● Objective a:
Reproduce the lines of the records verbatim, from the line with "time-label: 11:30 [31, 411, 62, 423]" to the line with "time-label: 06:30 [31, 268, 62, 280]", both included.

● Passage given:
_ _ _

EX-99.H OTH MAT CONT 9 marsico_ex99h10-expreimb.htm EX99.H(10) MARSICO FUNDS EXPENSE REIMBURSEMENT EXHIBIT marsico_ex99h10-expreimb.htm
 


Exhibit (h)(10)
Marsico Capital Management LLC
 
December 31, 2007
 
 
Board of Trustees
Marsico Investment Fund
1200 17th Street, Suite 1600
Denver, Colorado 80202
 
Re:            Expense Reimbursements
 
Dear Board Members:
 
This letter will confirm our intent that, in the event the annualized ratio of total ordinary operating expenses (excluding taxes, interest, Acquired Fund1 fees and expenses, litigation, extraordinary expenses, brokerage and other transaction expenses relating to the purchase or sale of portfolio investments) to average daily net assets of the Marsico Focus Fund, the Marsico Growth  Fund, the Marsico 21st Century Fund, the Marsico International Opportunities Fund, the Marsico Flexible Capital Fund and the Marsico Global Fund (the “Funds”) calculated daily in accordance with generally accepted accounting principles consistently applied, exceeds the percentage set forth below, Marsico Capital Management, LLC (“MCM”) will waive fees or reimburse that Fund’s expenses in the amount of such excess:
 
Fund
Expense Limit
   
Focus Fund
1.60%
Growth  Fund
1.50%
 21st Century Fund 1.50%
International Opportunities Fund
1.60%
Flexible Capital Fund
0.75%
Global Fund
0.75%
1           The Funds may, from time to time, invest in affiliated or unaffiliated money market funds or other investment companies such as exchange-traded funds (ETFs). Such underlying investments collectively are referred to herein as “Acquired Funds.
 
MCM shall be entitled to obtain reimbursement from a Fund of any fees previously waived and/or expenses previously reimbursed by MCM with respect to that Fund pursuant to this arrangement, if such reimbursement by the Fund does not cause the Fund to exceed existing expense limitations and the reimbursement is made within three years.  Reimbursement to MCM from a Fund of any fees waived or expenses reimbursed shall apply first to MCM waivers or expense payments made during the earliest available fiscal year for the Fund, and thereafter apply in order to MCM waivers or expense payments made during each consecutive fiscal year thereafter.

_ _ _

● Records for the task:
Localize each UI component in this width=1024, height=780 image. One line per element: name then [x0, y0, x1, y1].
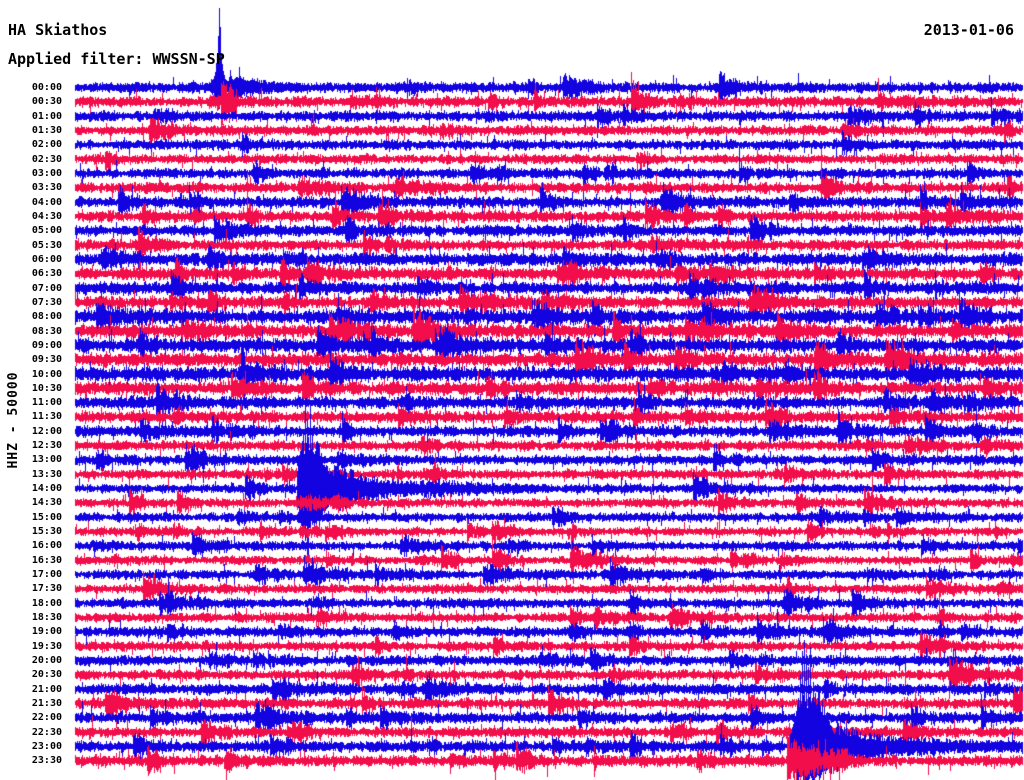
time-label: 11:30 [31, 411, 62, 423]
date-label: 2013-01-06 [923, 21, 1014, 39]
time-label: 23:00 [31, 740, 62, 752]
station-name: HA Skiathos [8, 21, 108, 39]
time-label: 15:30 [31, 526, 62, 538]
time-label: 13:30 [31, 468, 62, 480]
time-label: 14:30 [31, 497, 62, 509]
time-label: 15:00 [31, 511, 62, 523]
time-label: 18:30 [31, 612, 62, 624]
time-label: 02:30 [31, 153, 62, 165]
time-label: 06:30 [31, 268, 62, 280]
time-label: 05:00 [31, 225, 62, 237]
time-label: 19:30 [31, 640, 62, 652]
time-label: 05:30 [31, 239, 62, 251]
time-label: 18:00 [31, 597, 62, 609]
time-label: 12:00 [31, 425, 62, 437]
time-label: 07:00 [31, 282, 62, 294]
time-label: 07:30 [31, 296, 62, 308]
time-label: 11:00 [31, 397, 62, 409]
time-label: 09:30 [31, 354, 62, 366]
time-label: 12:30 [31, 440, 62, 452]
time-label: 03:30 [31, 182, 62, 194]
time-label: 17:00 [31, 569, 62, 581]
time-label: 14:00 [31, 483, 62, 495]
time-label: 16:00 [31, 540, 62, 552]
time-label: 13:00 [31, 454, 62, 466]
applied-filter-label: Applied filter: WWSSN-SP [8, 50, 225, 68]
time-label: 00:30 [31, 96, 62, 108]
time-label: 17:30 [31, 583, 62, 595]
time-label: 01:30 [31, 124, 62, 136]
time-label: 20:30 [31, 669, 62, 681]
time-label: 10:00 [31, 368, 62, 380]
time-label: 03:00 [31, 167, 62, 179]
time-label: 01:00 [31, 110, 62, 122]
time-label: 16:30 [31, 554, 62, 566]
time-label: 06:00 [31, 253, 62, 265]
time-label: 00:00 [31, 82, 62, 93]
time-label: 04:30 [31, 210, 62, 222]
time-label: 08:00 [31, 311, 62, 323]
time-label: 19:00 [31, 626, 62, 638]
time-label: 22:00 [31, 712, 62, 724]
time-label: 22:30 [31, 726, 62, 738]
time-label: 21:00 [31, 683, 62, 695]
time-label: 20:00 [31, 655, 62, 667]
time-label: 21:30 [31, 698, 62, 710]
time-label: 09:00 [31, 339, 62, 351]
time-label: 10:30 [31, 382, 62, 394]
time-label: 02:00 [31, 139, 62, 151]
time-label: 08:30 [31, 325, 62, 337]
time-label: 04:00 [31, 196, 62, 208]
time-label: 23:30 [31, 755, 62, 767]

_ _ _

● Objective b:
Write the next part of the expense reimbursement letter, picking up after its last sentence.

● Expected output a:
time-label: 11:30 [31, 411, 62, 423]
date-label: 2013-01-06 [923, 21, 1014, 39]
time-label: 23:00 [31, 740, 62, 752]
station-name: HA Skiathos [8, 21, 108, 39]
time-label: 15:30 [31, 526, 62, 538]
time-label: 13:30 [31, 468, 62, 480]
time-label: 14:30 [31, 497, 62, 509]
time-label: 15:00 [31, 511, 62, 523]
time-label: 18:30 [31, 612, 62, 624]
time-label: 02:30 [31, 153, 62, 165]
time-label: 06:30 [31, 268, 62, 280]

● Expected output b:
MCM’s undertaking to waive fees and reimburse expenses as stated above may not be terminated prior to December 31, 2008. Thereafter, however, MCM’s undertaking is voluntary and therefore may be terminated or modified by MCM with respect to one or more of the Funds, upon giving fifteen (15) days prior notice to the Funds and their administrator; provided, however, no such modification will be made in a manner inconsistent with the terms of the current prospectus.
 
The foregoing expense limitation supersedes any prior agreement regarding expense limitations.  It is an annual, not monthly, expense limitation.  The expense limitation shall be based on the fiscal years of the Funds.  Consequently, if the amount of expenses accrued during a month is less than the expense limitation, the following shall apply: (i) MCM shall be reimbursed by the respective Fund(s) in an amount equal to such difference, but not in an amount in excess of the total  fee waivers and/or expense reimbursement payments previously made during the year; and (ii) to the extent reimbursements to MCM are not made pursuant to (i), the Fund(s) shall establish a credit to be used currently or in the future, subject to the terms outlined in this letter, to reimburse MCM, and to reduce future fee waivers and/or expense reimbursement payments by MCM.
 
MCM authorizes the Funds and their administrator to reduce MCM’s monthly advisory fee to the extent necessary to effectuate the limitations stated above. In the event accrued expenses exceed the limitations stated above after the reduction in MCM’s advisory fee, we authorize the Funds and their administrator to invoice MCM monthly for the difference. MCM will pay to the Funds any such amounts promptly after receipt of an invoice.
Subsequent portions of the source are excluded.